=== PROBLEM STATEMENT ===
Examine the material below. Gather every line in which the string "合作期间" appears.

[Dataset entries]
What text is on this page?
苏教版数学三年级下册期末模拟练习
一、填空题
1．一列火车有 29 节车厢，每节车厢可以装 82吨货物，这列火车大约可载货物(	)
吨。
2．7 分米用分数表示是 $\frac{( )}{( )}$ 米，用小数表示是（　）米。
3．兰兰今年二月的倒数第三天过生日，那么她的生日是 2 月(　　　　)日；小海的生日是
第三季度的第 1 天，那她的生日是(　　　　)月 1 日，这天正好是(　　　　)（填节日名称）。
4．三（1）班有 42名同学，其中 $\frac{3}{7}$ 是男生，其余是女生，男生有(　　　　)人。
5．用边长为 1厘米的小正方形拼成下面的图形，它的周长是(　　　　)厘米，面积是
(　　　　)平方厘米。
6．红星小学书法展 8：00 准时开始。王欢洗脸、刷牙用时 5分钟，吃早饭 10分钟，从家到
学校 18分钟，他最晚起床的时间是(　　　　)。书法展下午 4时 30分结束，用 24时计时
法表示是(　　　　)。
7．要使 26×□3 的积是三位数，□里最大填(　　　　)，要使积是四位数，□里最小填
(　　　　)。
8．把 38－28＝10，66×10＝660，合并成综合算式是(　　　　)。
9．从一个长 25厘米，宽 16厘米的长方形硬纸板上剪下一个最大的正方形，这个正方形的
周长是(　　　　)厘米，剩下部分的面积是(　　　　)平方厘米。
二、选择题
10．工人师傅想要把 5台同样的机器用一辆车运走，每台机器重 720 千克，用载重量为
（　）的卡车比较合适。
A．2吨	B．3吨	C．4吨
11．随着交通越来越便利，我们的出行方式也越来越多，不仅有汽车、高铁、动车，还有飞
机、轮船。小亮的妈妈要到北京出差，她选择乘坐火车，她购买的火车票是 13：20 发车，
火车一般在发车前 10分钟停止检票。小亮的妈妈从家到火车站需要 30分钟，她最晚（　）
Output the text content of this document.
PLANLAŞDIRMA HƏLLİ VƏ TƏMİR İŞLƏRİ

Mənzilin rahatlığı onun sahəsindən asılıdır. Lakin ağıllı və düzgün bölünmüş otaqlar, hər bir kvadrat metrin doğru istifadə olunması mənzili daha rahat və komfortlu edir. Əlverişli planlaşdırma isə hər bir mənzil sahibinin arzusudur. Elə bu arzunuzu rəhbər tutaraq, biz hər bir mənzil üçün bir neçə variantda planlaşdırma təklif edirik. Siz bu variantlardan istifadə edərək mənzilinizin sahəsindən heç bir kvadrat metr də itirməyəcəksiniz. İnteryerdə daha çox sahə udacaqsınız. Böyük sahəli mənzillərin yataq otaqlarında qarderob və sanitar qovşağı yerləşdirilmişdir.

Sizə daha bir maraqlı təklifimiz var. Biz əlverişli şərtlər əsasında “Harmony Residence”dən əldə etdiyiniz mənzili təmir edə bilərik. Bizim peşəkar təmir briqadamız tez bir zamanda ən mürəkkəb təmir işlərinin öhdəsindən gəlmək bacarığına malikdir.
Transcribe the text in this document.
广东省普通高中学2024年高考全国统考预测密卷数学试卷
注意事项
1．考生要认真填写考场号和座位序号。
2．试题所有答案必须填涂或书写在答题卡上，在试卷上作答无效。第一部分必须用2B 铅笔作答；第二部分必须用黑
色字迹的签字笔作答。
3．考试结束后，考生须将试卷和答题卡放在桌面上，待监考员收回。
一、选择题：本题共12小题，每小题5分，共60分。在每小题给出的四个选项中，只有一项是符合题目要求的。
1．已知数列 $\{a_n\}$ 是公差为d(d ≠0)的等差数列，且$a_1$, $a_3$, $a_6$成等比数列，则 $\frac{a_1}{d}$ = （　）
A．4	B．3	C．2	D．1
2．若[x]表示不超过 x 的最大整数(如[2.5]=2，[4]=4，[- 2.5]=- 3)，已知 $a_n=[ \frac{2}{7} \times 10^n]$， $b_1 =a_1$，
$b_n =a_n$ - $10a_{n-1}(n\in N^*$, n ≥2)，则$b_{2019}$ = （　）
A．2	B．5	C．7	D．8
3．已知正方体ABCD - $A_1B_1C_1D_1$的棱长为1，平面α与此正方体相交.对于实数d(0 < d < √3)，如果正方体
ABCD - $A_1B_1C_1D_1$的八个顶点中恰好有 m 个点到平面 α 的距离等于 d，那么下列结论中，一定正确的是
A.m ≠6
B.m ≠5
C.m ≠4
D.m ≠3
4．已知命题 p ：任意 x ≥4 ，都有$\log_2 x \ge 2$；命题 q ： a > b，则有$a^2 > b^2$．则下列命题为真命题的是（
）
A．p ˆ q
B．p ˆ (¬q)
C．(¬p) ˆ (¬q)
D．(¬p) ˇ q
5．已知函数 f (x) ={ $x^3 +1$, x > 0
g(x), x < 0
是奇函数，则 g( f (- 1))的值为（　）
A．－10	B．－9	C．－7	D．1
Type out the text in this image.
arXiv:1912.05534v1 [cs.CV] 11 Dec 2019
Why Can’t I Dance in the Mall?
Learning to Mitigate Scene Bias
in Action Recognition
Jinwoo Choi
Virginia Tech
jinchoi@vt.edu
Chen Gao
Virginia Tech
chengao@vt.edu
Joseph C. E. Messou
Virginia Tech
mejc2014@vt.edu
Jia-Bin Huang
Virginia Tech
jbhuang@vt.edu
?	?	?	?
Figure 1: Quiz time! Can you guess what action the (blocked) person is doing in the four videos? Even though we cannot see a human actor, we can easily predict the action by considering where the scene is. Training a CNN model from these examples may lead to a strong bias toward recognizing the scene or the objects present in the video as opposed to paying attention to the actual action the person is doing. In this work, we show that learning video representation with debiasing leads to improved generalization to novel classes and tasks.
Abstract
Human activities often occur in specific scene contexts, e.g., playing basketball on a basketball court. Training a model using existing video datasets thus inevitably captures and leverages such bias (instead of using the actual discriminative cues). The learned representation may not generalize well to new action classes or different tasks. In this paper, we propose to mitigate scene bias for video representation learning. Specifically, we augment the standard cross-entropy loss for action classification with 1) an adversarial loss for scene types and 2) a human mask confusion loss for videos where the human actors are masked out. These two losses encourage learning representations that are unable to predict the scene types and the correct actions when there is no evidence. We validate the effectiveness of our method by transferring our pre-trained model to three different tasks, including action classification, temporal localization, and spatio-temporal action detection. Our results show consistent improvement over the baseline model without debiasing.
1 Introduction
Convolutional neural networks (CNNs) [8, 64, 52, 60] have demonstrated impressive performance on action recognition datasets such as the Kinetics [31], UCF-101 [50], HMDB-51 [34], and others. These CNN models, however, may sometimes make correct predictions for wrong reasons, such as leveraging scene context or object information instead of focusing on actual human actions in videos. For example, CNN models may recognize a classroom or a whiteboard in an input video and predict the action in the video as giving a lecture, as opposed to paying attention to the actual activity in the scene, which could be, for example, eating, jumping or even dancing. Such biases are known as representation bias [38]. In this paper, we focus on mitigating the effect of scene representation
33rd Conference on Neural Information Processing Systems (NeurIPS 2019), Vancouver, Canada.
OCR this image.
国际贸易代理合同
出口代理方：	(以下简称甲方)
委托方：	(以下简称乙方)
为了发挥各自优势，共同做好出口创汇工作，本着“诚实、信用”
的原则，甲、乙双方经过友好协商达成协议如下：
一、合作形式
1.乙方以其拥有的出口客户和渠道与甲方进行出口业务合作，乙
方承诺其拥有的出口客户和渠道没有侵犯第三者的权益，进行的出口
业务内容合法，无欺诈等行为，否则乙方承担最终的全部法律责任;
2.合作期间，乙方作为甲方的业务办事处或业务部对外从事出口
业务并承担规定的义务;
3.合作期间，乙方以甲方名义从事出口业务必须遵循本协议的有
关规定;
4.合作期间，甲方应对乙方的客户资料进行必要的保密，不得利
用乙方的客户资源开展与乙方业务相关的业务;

=== RESPONSE TO THE TASK ===
2.合作期间，乙方作为甲方的业务办事处或业务部对外从事出口
3.合作期间，乙方以甲方名义从事出口业务必须遵循本协议的有
4.合作期间，甲方应对乙方的客户资料进行必要的保密，不得利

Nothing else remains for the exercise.